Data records
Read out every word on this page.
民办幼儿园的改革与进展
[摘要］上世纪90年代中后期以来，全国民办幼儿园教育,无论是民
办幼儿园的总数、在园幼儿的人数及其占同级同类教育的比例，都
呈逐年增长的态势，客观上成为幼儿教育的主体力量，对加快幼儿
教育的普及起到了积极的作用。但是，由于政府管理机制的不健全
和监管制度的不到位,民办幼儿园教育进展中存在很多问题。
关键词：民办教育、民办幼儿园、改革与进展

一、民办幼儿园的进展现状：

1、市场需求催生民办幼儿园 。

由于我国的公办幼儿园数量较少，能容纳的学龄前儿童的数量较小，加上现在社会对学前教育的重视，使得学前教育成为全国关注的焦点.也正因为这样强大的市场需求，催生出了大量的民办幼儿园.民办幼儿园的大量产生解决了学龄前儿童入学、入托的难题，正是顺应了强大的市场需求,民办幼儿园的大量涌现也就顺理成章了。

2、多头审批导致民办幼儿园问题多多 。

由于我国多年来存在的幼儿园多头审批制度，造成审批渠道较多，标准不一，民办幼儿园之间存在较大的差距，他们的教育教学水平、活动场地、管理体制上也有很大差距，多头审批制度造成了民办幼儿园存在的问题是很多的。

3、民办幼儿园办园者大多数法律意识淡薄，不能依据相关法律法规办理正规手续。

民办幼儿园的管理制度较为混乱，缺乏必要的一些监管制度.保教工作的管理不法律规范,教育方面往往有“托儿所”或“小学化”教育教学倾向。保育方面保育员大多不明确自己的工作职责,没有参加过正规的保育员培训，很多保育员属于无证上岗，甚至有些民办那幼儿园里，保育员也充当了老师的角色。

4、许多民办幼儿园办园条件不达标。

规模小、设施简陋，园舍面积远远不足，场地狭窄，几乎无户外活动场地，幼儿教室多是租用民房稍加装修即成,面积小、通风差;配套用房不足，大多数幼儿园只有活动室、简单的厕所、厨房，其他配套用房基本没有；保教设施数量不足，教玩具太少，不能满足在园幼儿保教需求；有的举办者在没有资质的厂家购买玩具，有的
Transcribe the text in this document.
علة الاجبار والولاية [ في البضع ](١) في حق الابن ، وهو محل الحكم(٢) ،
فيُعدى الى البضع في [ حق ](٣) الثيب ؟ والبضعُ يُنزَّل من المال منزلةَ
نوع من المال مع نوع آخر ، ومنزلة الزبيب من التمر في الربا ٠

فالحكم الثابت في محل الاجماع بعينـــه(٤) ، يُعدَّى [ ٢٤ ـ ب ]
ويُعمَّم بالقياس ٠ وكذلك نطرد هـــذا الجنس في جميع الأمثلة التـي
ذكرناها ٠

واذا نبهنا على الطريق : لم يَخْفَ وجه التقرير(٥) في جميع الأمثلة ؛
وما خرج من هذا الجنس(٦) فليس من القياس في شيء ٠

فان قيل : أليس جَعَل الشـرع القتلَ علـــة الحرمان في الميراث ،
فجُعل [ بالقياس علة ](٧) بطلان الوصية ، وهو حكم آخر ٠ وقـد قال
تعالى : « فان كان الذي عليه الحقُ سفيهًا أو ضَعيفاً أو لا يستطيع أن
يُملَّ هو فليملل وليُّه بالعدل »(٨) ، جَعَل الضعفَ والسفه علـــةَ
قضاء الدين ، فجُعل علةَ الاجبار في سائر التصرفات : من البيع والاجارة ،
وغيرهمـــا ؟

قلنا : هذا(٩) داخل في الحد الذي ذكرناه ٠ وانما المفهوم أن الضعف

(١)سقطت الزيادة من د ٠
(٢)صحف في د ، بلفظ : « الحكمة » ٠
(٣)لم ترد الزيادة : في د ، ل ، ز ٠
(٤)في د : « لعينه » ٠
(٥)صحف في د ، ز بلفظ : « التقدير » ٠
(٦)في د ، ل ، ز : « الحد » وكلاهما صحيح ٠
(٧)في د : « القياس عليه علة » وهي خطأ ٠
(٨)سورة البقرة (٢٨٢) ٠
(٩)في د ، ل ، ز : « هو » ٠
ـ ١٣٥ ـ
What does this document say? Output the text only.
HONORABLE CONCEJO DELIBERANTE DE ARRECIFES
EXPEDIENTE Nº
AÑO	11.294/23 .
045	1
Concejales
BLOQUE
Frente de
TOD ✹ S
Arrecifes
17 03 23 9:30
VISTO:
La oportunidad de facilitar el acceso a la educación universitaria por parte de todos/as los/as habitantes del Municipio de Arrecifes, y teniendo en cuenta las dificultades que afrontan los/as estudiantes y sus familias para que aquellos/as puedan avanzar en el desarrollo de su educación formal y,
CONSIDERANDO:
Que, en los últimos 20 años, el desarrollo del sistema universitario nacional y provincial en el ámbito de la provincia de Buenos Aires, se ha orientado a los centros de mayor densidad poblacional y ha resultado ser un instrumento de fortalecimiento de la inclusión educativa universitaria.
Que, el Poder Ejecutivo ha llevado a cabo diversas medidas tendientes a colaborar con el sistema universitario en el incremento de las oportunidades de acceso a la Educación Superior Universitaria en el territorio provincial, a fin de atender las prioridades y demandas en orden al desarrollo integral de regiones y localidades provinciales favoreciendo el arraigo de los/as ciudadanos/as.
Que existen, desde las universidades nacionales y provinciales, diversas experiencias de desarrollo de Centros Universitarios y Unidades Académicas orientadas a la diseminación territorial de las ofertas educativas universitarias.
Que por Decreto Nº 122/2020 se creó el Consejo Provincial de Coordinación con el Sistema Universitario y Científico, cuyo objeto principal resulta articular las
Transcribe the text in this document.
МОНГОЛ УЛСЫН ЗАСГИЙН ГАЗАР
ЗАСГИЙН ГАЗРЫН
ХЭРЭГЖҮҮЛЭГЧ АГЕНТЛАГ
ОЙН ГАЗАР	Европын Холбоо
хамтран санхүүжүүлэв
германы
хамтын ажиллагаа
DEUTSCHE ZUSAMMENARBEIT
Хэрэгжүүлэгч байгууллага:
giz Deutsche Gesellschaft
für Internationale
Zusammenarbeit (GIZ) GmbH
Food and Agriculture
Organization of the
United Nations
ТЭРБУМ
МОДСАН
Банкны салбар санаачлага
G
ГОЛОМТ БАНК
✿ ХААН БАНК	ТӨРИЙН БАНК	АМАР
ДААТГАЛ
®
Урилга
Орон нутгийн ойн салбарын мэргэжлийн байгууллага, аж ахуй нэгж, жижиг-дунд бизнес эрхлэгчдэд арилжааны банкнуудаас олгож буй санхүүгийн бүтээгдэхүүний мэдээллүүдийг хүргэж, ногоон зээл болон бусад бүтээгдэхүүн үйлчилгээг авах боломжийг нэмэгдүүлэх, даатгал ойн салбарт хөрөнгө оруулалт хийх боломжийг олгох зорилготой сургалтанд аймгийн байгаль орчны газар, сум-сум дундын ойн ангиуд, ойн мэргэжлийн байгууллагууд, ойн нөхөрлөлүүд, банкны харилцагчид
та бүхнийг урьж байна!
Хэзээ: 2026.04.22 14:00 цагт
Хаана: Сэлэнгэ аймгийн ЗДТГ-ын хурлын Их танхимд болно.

Set exercise
Restate every record exactly, leaving nothing out.

Response
Read out every word on this page.
民办幼儿园的改革与进展
[摘要］上世纪90年代中后期以来，全国民办幼儿园教育,无论是民
办幼儿园的总数、在园幼儿的人数及其占同级同类教育的比例，都
呈逐年增长的态势，客观上成为幼儿教育的主体力量，对加快幼儿
教育的普及起到了积极的作用。但是，由于政府管理机制的不健全
和监管制度的不到位,民办幼儿园教育进展中存在很多问题。
关键词：民办教育、民办幼儿园、改革与进展

一、民办幼儿园的进展现状：

1、市场需求催生民办幼儿园 。

由于我国的公办幼儿园数量较少，能容纳的学龄前儿童的数量较小，加上现在社会对学前教育的重视，使得学前教育成为全国关注的焦点.也正因为这样强大的市场需求，催生出了大量的民办幼儿园.民办幼儿园的大量产生解决了学龄前儿童入学、入托的难题，正是顺应了强大的市场需求,民办幼儿园的大量涌现也就顺理成章了。

2、多头审批导致民办幼儿园问题多多 。

由于我国多年来存在的幼儿园多头审批制度，造成审批渠道较多，标准不一，民办幼儿园之间存在较大的差距，他们的教育教学水平、活动场地、管理体制上也有很大差距，多头审批制度造成了民办幼儿园存在的问题是很多的。

3、民办幼儿园办园者大多数法律意识淡薄，不能依据相关法律法规办理正规手续。

民办幼儿园的管理制度较为混乱，缺乏必要的一些监管制度.保教工作的管理不法律规范,教育方面往往有“托儿所”或“小学化”教育教学倾向。保育方面保育员大多不明确自己的工作职责,没有参加过正规的保育员培训，很多保育员属于无证上岗，甚至有些民办那幼儿园里，保育员也充当了老师的角色。

4、许多民办幼儿园办园条件不达标。

规模小、设施简陋，园舍面积远远不足，场地狭窄，几乎无户外活动场地，幼儿教室多是租用民房稍加装修即成,面积小、通风差;配套用房不足，大多数幼儿园只有活动室、简单的厕所、厨房，其他配套用房基本没有；保教设施数量不足，教玩具太少，不能满足在园幼儿保教需求；有的举办者在没有资质的厂家购买玩具，有的
Transcribe the text in this document.
علة الاجبار والولاية [ في البضع ](١) في حق الابن ، وهو محل الحكم(٢) ،
فيُعدى الى البضع في [ حق ](٣) الثيب ؟ والبضعُ يُنزَّل من المال منزلةَ
نوع من المال مع نوع آخر ، ومنزلة الزبيب من التمر في الربا ٠

فالحكم الثابت في محل الاجماع بعينـــه(٤) ، يُعدَّى [ ٢٤ ـ ب ]
ويُعمَّم بالقياس ٠ وكذلك نطرد هـــذا الجنس في جميع الأمثلة التـي
ذكرناها ٠

واذا نبهنا على الطريق : لم يَخْفَ وجه التقرير(٥) في جميع الأمثلة ؛
وما خرج من هذا الجنس(٦) فليس من القياس في شيء ٠

فان قيل : أليس جَعَل الشـرع القتلَ علـــة الحرمان في الميراث ،
فجُعل [ بالقياس علة ](٧) بطلان الوصية ، وهو حكم آخر ٠ وقـد قال
تعالى : « فان كان الذي عليه الحقُ سفيهًا أو ضَعيفاً أو لا يستطيع أن
يُملَّ هو فليملل وليُّه بالعدل »(٨) ، جَعَل الضعفَ والسفه علـــةَ
قضاء الدين ، فجُعل علةَ الاجبار في سائر التصرفات : من البيع والاجارة ،
وغيرهمـــا ؟

قلنا : هذا(٩) داخل في الحد الذي ذكرناه ٠ وانما المفهوم أن الضعف

(١)سقطت الزيادة من د ٠
(٢)صحف في د ، بلفظ : « الحكمة » ٠
(٣)لم ترد الزيادة : في د ، ل ، ز ٠
(٤)في د : « لعينه » ٠
(٥)صحف في د ، ز بلفظ : « التقدير » ٠
(٦)في د ، ل ، ز : « الحد » وكلاهما صحيح ٠
(٧)في د : « القياس عليه علة » وهي خطأ ٠
(٨)سورة البقرة (٢٨٢) ٠
(٩)في د ، ل ، ز : « هو » ٠
ـ ١٣٥ ـ
What does this document say? Output the text only.
HONORABLE CONCEJO DELIBERANTE DE ARRECIFES
EXPEDIENTE Nº
AÑO	11.294/23 .
045	1
Concejales
BLOQUE
Frente de
TOD ✹ S
Arrecifes
17 03 23 9:30
VISTO:
La oportunidad de facilitar el acceso a la educación universitaria por parte de todos/as los/as habitantes del Municipio de Arrecifes, y teniendo en cuenta las dificultades que afrontan los/as estudiantes y sus familias para que aquellos/as puedan avanzar en el desarrollo de su educación formal y,
CONSIDERANDO:
Que, en los últimos 20 años, el desarrollo del sistema universitario nacional y provincial en el ámbito de la provincia de Buenos Aires, se ha orientado a los centros de mayor densidad poblacional y ha resultado ser un instrumento de fortalecimiento de la inclusión educativa universitaria.
Que, el Poder Ejecutivo ha llevado a cabo diversas medidas tendientes a colaborar con el sistema universitario en el incremento de las oportunidades de acceso a la Educación Superior Universitaria en el territorio provincial, a fin de atender las prioridades y demandas en orden al desarrollo integral de regiones y localidades provinciales favoreciendo el arraigo de los/as ciudadanos/as.
Que existen, desde las universidades nacionales y provinciales, diversas experiencias de desarrollo de Centros Universitarios y Unidades Académicas orientadas a la diseminación territorial de las ofertas educativas universitarias.
Que por Decreto Nº 122/2020 se creó el Consejo Provincial de Coordinación con el Sistema Universitario y Científico, cuyo objeto principal resulta articular las
Transcribe the text in this document.
МОНГОЛ УЛСЫН ЗАСГИЙН ГАЗАР
ЗАСГИЙН ГАЗРЫН
ХЭРЭГЖҮҮЛЭГЧ АГЕНТЛАГ
ОЙН ГАЗАР	Европын Холбоо
хамтран санхүүжүүлэв
германы
хамтын ажиллагаа
DEUTSCHE ZUSAMMENARBEIT
Хэрэгжүүлэгч байгууллага:
giz Deutsche Gesellschaft
für Internationale
Zusammenarbeit (GIZ) GmbH
Food and Agriculture
Organization of the
United Nations
ТЭРБУМ
МОДСАН
Банкны салбар санаачлага
G
ГОЛОМТ БАНК
✿ ХААН БАНК	ТӨРИЙН БАНК	АМАР
ДААТГАЛ
®
Урилга
Орон нутгийн ойн салбарын мэргэжлийн байгууллага, аж ахуй нэгж, жижиг-дунд бизнес эрхлэгчдэд арилжааны банкнуудаас олгож буй санхүүгийн бүтээгдэхүүний мэдээллүүдийг хүргэж, ногоон зээл болон бусад бүтээгдэхүүн үйлчилгээг авах боломжийг нэмэгдүүлэх, даатгал ойн салбарт хөрөнгө оруулалт хийх боломжийг олгох зорилготой сургалтанд аймгийн байгаль орчны газар, сум-сум дундын ойн ангиуд, ойн мэргэжлийн байгууллагууд, ойн нөхөрлөлүүд, банкны харилцагчид
та бүхнийг урьж байна!
Хэзээ: 2026.04.22 14:00 цагт
Хаана: Сэлэнгэ аймгийн ЗДТГ-ын хурлын Их танхимд болно.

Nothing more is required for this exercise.